-- Available records start --
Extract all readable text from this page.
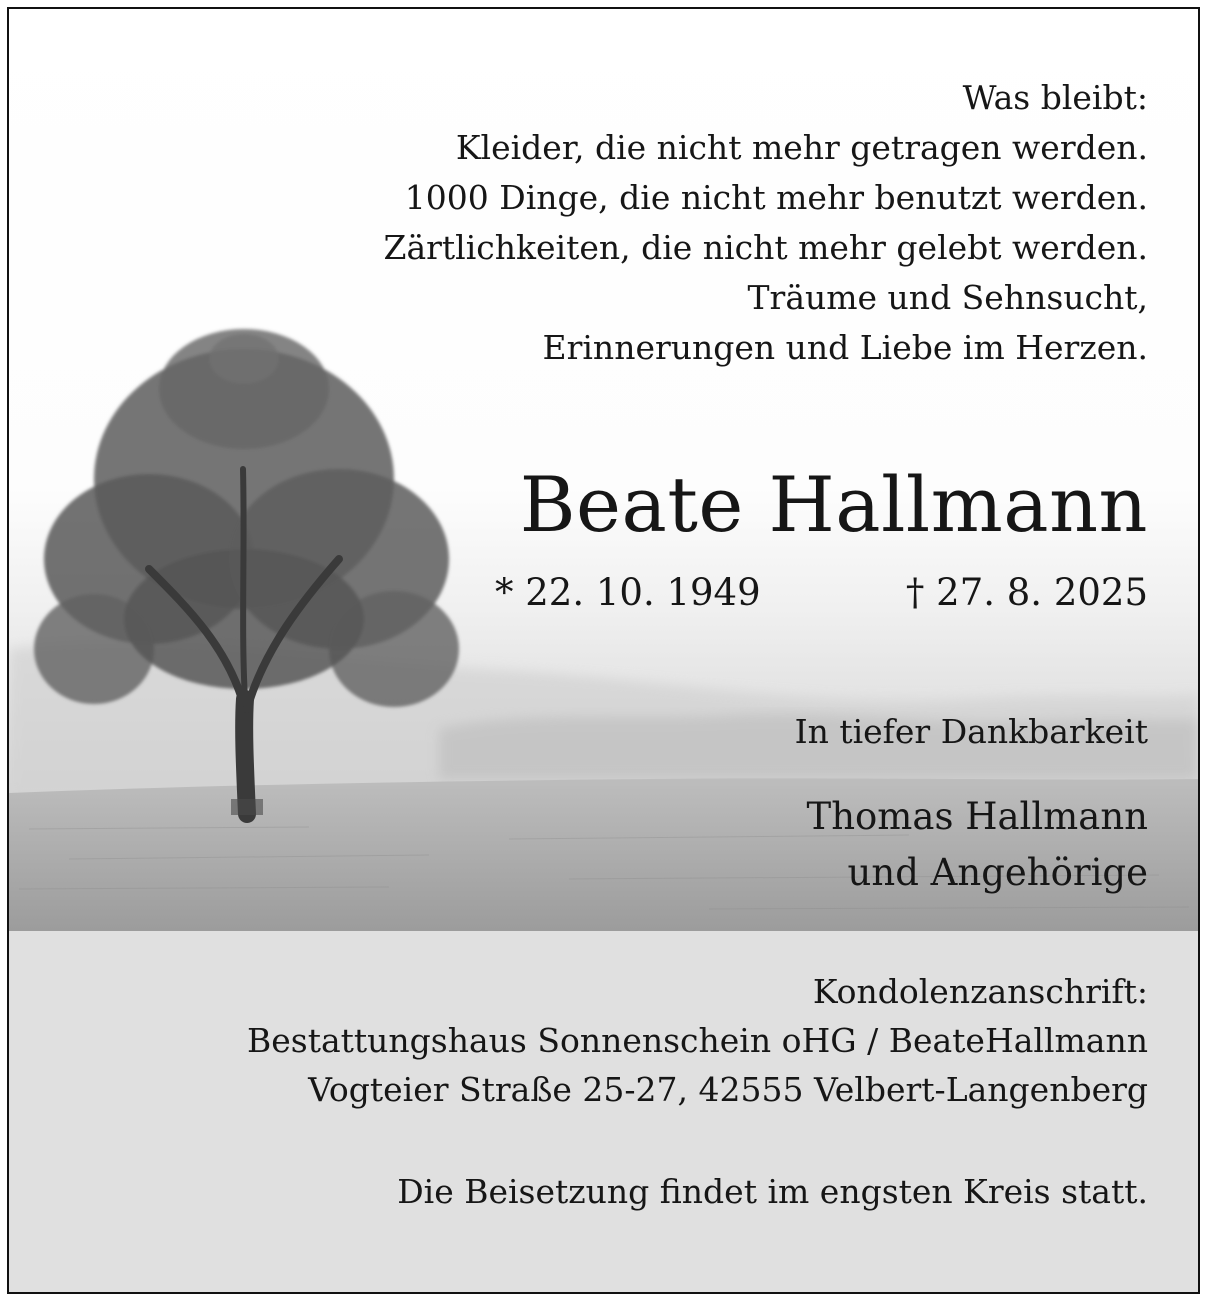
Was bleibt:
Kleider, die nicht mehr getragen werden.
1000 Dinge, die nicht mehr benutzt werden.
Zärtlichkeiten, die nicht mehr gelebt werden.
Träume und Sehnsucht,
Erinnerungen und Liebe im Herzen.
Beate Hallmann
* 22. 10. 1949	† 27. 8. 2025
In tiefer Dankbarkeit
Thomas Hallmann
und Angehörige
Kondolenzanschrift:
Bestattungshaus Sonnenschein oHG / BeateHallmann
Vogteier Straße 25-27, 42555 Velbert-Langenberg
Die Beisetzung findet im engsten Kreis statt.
-- Available records end --
**Given request**
Except for the pictures, copy the material above exactly.

**Written answer**
Extract all readable text from this page.
Was bleibt:
Kleider, die nicht mehr getragen werden.
1000 Dinge, die nicht mehr benutzt werden.
Zärtlichkeiten, die nicht mehr gelebt werden.
Träume und Sehnsucht,
Erinnerungen und Liebe im Herzen.
Beate Hallmann
* 22. 10. 1949	† 27. 8. 2025
In tiefer Dankbarkeit
Thomas Hallmann
und Angehörige
Kondolenzanschrift:
Bestattungshaus Sonnenschein oHG / BeateHallmann
Vogteier Straße 25-27, 42555 Velbert-Langenberg
Die Beisetzung findet im engsten Kreis statt.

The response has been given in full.